• **Input material**
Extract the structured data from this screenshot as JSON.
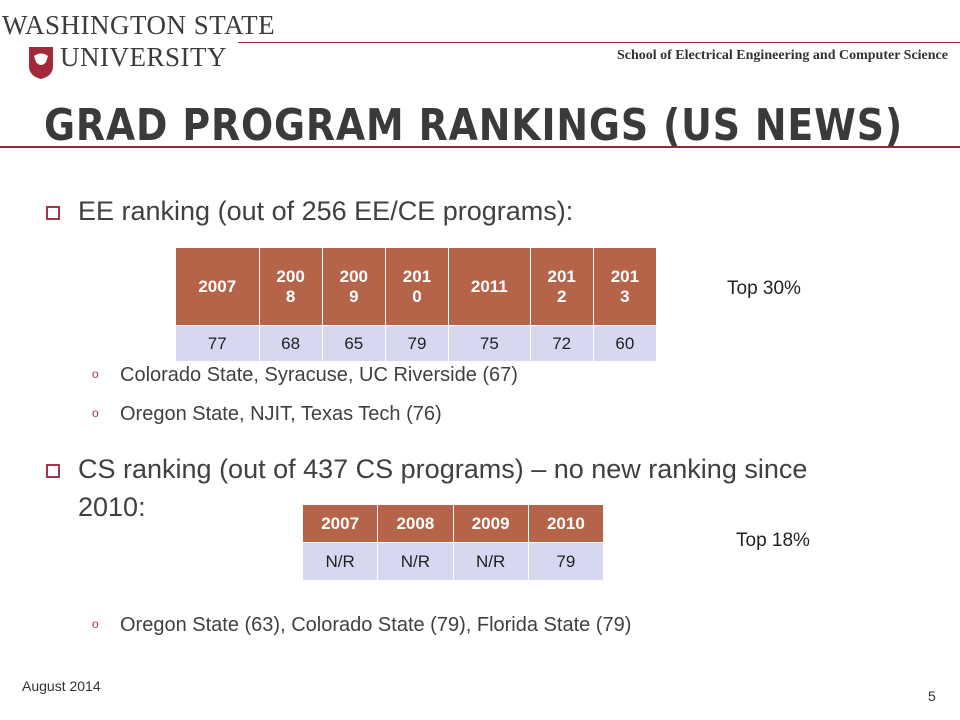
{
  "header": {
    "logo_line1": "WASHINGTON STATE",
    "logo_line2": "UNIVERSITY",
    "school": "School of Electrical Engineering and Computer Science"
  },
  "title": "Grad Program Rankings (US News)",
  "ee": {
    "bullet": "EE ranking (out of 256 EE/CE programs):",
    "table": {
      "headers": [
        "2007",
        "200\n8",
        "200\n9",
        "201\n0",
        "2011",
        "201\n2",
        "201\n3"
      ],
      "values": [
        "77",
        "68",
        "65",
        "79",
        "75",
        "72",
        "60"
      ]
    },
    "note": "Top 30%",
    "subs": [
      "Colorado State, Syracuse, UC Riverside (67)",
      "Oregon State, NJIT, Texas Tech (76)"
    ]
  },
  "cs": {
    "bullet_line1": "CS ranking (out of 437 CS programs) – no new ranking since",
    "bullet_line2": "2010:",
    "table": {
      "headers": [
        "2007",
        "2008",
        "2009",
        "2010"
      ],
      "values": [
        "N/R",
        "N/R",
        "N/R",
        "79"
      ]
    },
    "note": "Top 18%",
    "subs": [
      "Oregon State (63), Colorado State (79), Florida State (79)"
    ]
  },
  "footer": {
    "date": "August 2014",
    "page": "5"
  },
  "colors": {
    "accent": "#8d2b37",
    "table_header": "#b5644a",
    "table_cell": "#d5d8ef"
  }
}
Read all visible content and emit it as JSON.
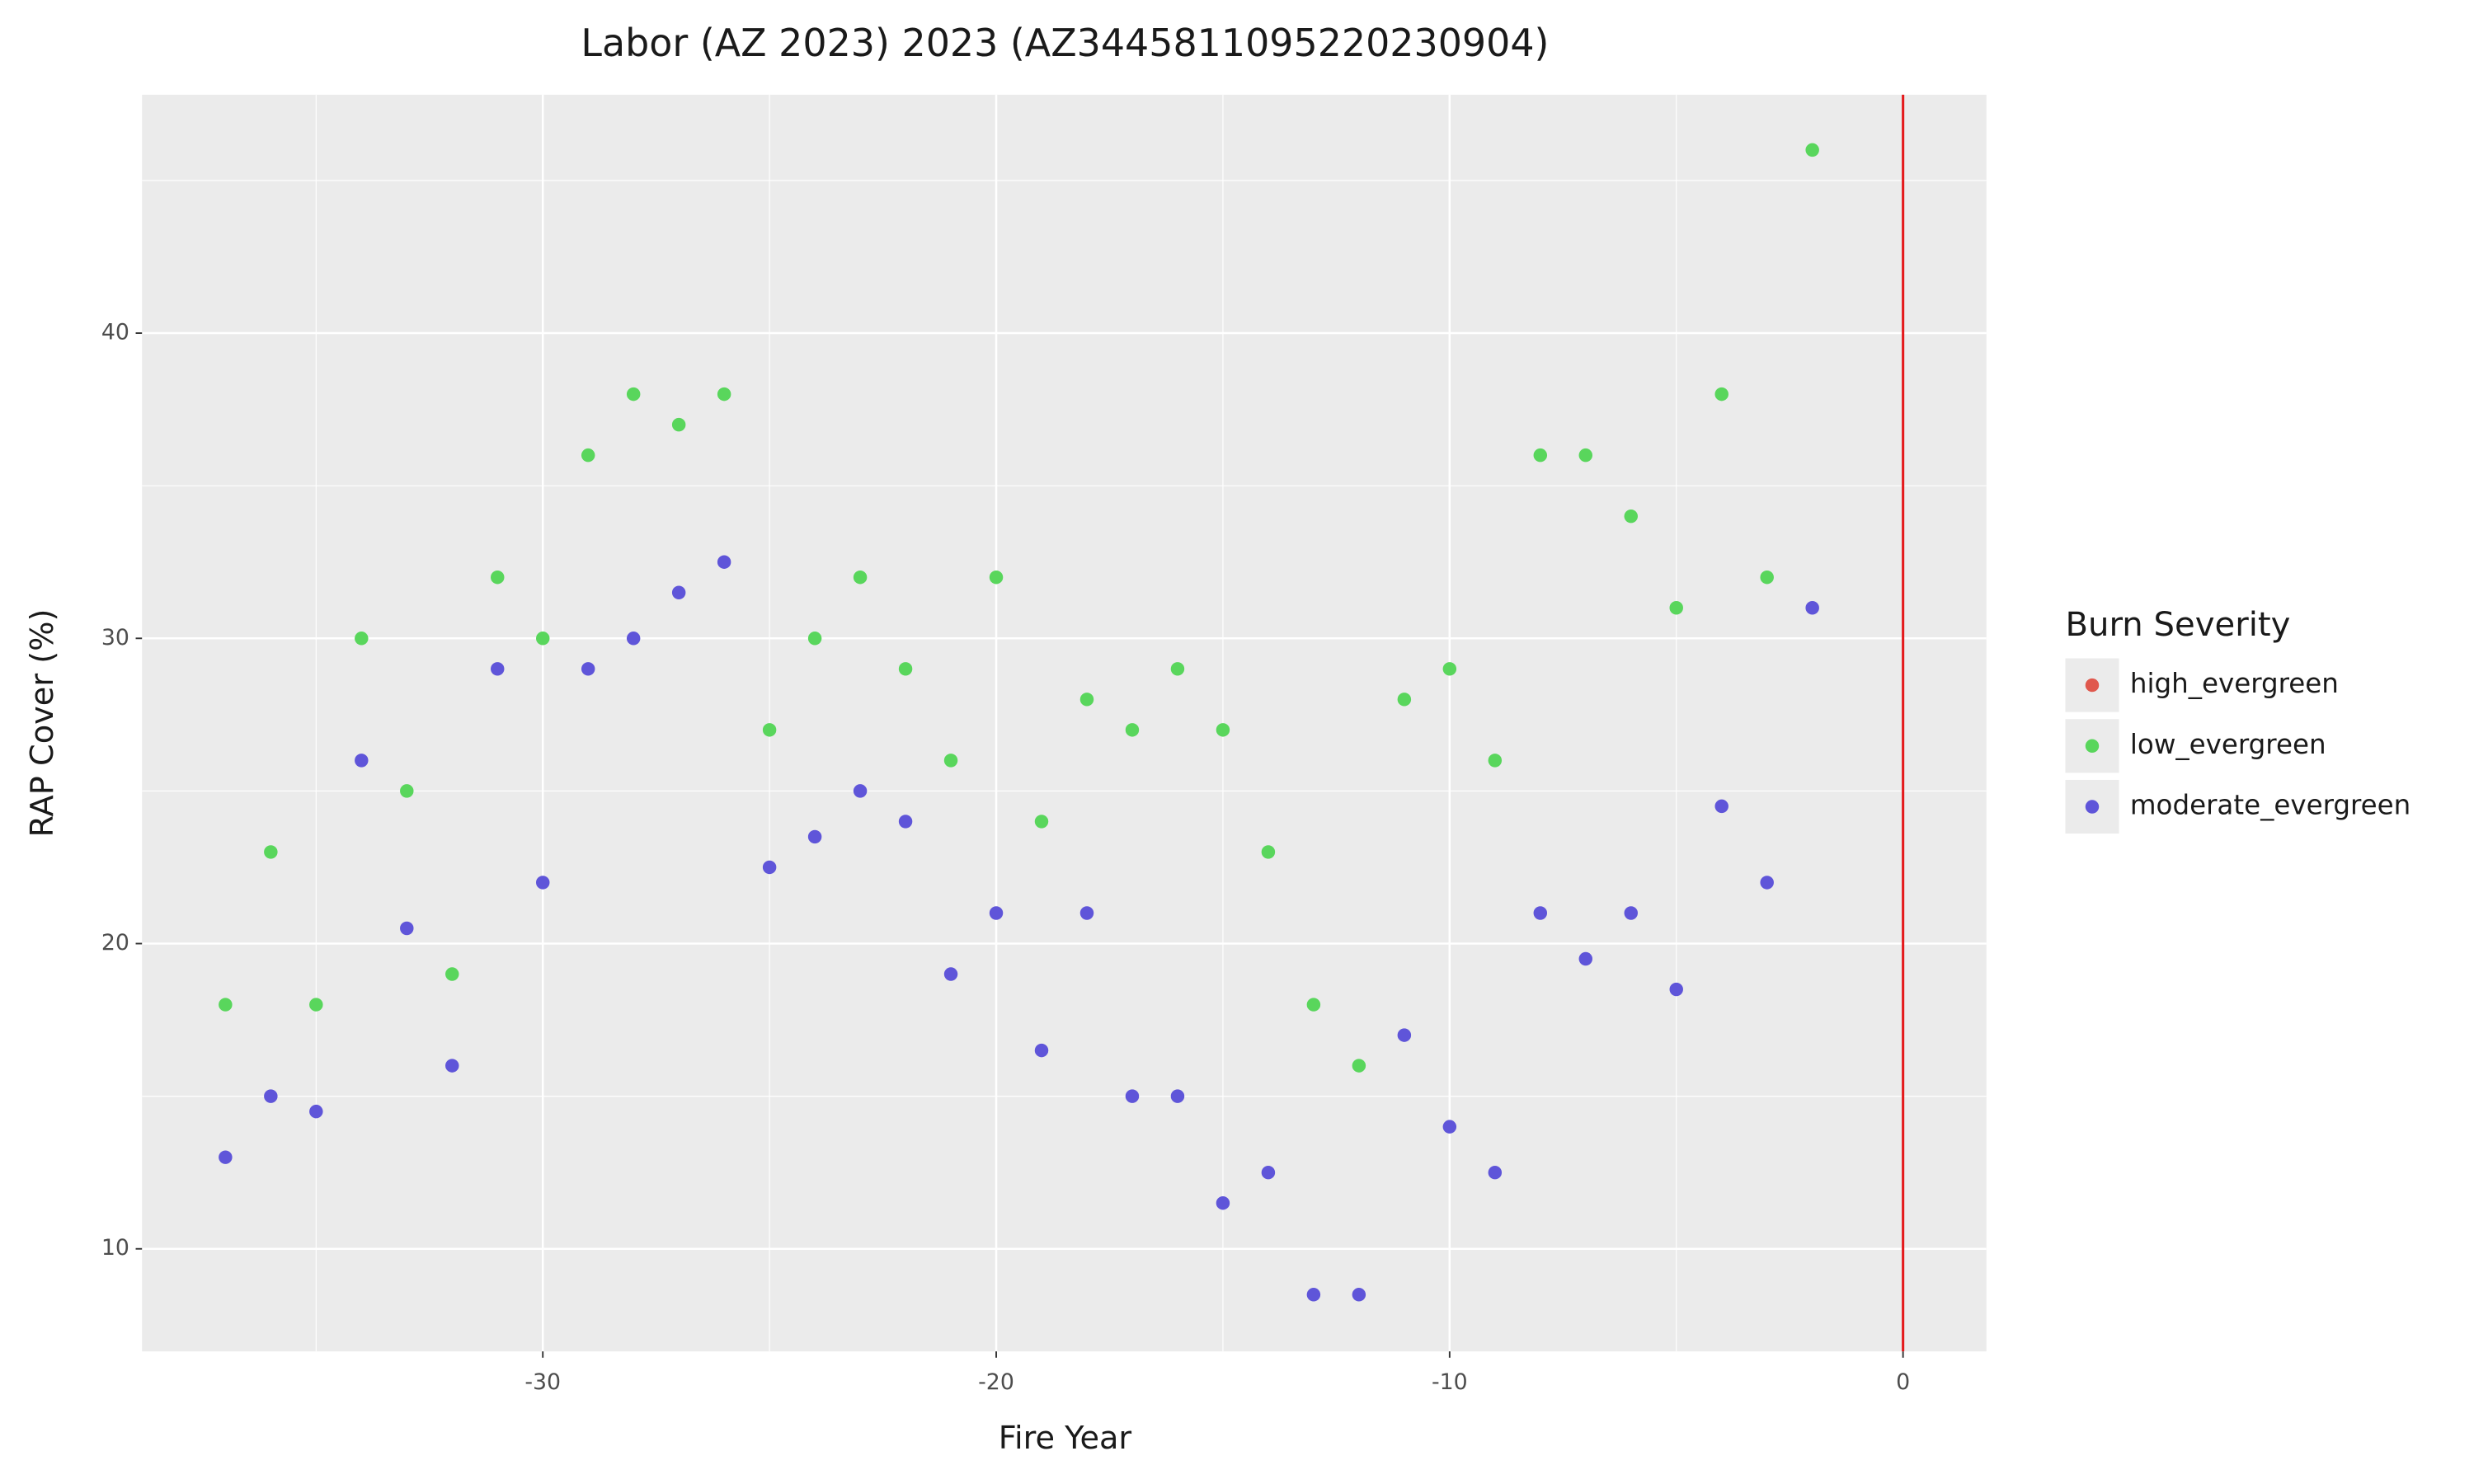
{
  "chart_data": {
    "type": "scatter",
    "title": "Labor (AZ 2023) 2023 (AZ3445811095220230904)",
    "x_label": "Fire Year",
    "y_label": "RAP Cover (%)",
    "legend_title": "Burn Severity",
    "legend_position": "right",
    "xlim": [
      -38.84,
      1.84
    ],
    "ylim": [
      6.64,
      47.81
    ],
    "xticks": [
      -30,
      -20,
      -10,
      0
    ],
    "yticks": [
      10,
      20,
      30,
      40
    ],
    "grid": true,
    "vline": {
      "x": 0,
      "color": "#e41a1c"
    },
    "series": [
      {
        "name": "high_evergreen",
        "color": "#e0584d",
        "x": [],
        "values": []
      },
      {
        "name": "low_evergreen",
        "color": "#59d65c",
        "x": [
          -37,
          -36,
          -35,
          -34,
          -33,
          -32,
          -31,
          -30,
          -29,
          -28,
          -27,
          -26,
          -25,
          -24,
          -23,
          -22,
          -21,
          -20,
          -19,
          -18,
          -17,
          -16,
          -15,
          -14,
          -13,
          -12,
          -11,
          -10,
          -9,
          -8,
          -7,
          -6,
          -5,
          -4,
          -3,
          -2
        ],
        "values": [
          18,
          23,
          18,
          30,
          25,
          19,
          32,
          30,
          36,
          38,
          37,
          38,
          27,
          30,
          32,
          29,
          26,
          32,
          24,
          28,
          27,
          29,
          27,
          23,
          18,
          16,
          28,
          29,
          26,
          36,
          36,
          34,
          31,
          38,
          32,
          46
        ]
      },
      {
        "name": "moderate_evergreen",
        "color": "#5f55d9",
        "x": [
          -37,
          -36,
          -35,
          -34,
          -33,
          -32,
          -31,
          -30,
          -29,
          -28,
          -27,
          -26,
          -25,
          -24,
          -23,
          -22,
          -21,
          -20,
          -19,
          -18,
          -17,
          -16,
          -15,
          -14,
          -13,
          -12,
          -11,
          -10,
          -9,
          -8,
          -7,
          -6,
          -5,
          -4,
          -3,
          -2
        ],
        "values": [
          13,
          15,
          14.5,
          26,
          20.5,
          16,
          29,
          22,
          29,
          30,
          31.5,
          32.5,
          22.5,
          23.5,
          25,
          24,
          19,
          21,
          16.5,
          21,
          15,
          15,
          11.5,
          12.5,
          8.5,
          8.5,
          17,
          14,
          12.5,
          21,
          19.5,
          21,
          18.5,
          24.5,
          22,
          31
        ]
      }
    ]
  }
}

• **Task statement**
Reproduce every record above exactly, omitting the pictures.

• **Answer for the task**
Extract the structured data from this screenshot as JSON.
{
  "header": {
    "logo_line1": "WASHINGTON STATE",
    "logo_line2": "UNIVERSITY",
    "school": "School of Electrical Engineering and Computer Science"
  },
  "title": "Grad Program Rankings (US News)",
  "ee": {
    "bullet": "EE ranking (out of 256 EE/CE programs):",
    "table": {
      "headers": [
        "2007",
        "200\n8",
        "200\n9",
        "201\n0",
        "2011",
        "201\n2",
        "201\n3"
      ],
      "values": [
        "77",
        "68",
        "65",
        "79",
        "75",
        "72",
        "60"
      ]
    },
    "note": "Top 30%",
    "subs": [
      "Colorado State, Syracuse, UC Riverside (67)",
      "Oregon State, NJIT, Texas Tech (76)"
    ]
  },
  "cs": {
    "bullet_line1": "CS ranking (out of 437 CS programs) – no new ranking since",
    "bullet_line2": "2010:",
    "table": {
      "headers": [
        "2007",
        "2008",
        "2009",
        "2010"
      ],
      "values": [
        "N/R",
        "N/R",
        "N/R",
        "79"
      ]
    },
    "note": "Top 18%",
    "subs": [
      "Oregon State (63), Colorado State (79), Florida State (79)"
    ]
  },
  "footer": {
    "date": "August 2014",
    "page": "5"
  },
  "colors": {
    "accent": "#8d2b37",
    "table_header": "#b5644a",
    "table_cell": "#d5d8ef"
  }
}
Read all visible content and emit it as JSON.
{
  "chart_data": {
    "type": "scatter",
    "title": "Labor (AZ 2023) 2023 (AZ3445811095220230904)",
    "x_label": "Fire Year",
    "y_label": "RAP Cover (%)",
    "legend_title": "Burn Severity",
    "legend_position": "right",
    "xlim": [
      -38.84,
      1.84
    ],
    "ylim": [
      6.64,
      47.81
    ],
    "xticks": [
      -30,
      -20,
      -10,
      0
    ],
    "yticks": [
      10,
      20,
      30,
      40
    ],
    "grid": true,
    "vline": {
      "x": 0,
      "color": "#e41a1c"
    },
    "series": [
      {
        "name": "high_evergreen",
        "color": "#e0584d",
        "x": [],
        "values": []
      },
      {
        "name": "low_evergreen",
        "color": "#59d65c",
        "x": [
          -37,
          -36,
          -35,
          -34,
          -33,
          -32,
          -31,
          -30,
          -29,
          -28,
          -27,
          -26,
          -25,
          -24,
          -23,
          -22,
          -21,
          -20,
          -19,
          -18,
          -17,
          -16,
          -15,
          -14,
          -13,
          -12,
          -11,
          -10,
          -9,
          -8,
          -7,
          -6,
          -5,
          -4,
          -3,
          -2
        ],
        "values": [
          18,
          23,
          18,
          30,
          25,
          19,
          32,
          30,
          36,
          38,
          37,
          38,
          27,
          30,
          32,
          29,
          26,
          32,
          24,
          28,
          27,
          29,
          27,
          23,
          18,
          16,
          28,
          29,
          26,
          36,
          36,
          34,
          31,
          38,
          32,
          46
        ]
      },
      {
        "name": "moderate_evergreen",
        "color": "#5f55d9",
        "x": [
          -37,
          -36,
          -35,
          -34,
          -33,
          -32,
          -31,
          -30,
          -29,
          -28,
          -27,
          -26,
          -25,
          -24,
          -23,
          -22,
          -21,
          -20,
          -19,
          -18,
          -17,
          -16,
          -15,
          -14,
          -13,
          -12,
          -11,
          -10,
          -9,
          -8,
          -7,
          -6,
          -5,
          -4,
          -3,
          -2
        ],
        "values": [
          13,
          15,
          14.5,
          26,
          20.5,
          16,
          29,
          22,
          29,
          30,
          31.5,
          32.5,
          22.5,
          23.5,
          25,
          24,
          19,
          21,
          16.5,
          21,
          15,
          15,
          11.5,
          12.5,
          8.5,
          8.5,
          17,
          14,
          12.5,
          21,
          19.5,
          21,
          18.5,
          24.5,
          22,
          31
        ]
      }
    ]
  }
}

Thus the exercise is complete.